**THE INPUT:**
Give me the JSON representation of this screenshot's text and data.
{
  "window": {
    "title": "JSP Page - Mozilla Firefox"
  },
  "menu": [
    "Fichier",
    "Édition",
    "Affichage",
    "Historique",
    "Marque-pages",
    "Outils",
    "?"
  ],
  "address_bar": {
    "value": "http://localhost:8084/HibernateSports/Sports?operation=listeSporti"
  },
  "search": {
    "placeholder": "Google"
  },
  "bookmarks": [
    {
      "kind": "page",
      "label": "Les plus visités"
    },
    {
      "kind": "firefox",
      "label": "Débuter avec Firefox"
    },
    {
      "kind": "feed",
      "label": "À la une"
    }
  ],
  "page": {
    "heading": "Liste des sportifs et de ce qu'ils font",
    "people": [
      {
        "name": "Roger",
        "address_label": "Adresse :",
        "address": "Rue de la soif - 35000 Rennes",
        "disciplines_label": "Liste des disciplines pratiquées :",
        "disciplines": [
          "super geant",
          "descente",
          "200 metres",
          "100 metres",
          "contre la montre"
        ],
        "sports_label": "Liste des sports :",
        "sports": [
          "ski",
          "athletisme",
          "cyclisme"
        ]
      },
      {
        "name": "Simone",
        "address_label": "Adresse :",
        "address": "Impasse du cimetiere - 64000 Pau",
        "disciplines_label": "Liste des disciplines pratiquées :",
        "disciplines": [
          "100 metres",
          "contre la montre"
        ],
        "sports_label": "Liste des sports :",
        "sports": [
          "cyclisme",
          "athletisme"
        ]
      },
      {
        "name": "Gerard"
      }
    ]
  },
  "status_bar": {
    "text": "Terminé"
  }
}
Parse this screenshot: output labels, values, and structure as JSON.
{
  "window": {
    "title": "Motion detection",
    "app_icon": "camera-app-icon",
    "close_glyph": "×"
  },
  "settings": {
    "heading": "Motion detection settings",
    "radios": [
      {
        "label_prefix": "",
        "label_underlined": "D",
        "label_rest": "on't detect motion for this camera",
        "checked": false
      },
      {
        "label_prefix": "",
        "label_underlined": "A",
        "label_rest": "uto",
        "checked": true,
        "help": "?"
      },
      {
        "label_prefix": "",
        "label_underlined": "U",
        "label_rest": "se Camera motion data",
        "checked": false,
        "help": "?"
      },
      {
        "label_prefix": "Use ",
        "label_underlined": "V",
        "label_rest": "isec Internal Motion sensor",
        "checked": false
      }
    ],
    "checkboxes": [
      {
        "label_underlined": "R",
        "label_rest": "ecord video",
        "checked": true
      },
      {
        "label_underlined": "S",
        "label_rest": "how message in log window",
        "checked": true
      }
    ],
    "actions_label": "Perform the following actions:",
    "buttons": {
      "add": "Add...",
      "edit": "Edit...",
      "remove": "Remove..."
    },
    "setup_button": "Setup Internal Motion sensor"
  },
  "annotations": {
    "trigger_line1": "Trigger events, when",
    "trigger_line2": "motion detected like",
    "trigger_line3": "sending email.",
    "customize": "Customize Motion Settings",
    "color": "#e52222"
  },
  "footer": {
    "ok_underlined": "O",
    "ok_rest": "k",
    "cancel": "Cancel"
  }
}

**EXERCISE DESCRIPTION:** Select every line in the records above that contains the word "heading".

**RESULT:**
    "heading": "Liste des sportifs et de ce qu'ils font",
    "heading": "Motion detection settings",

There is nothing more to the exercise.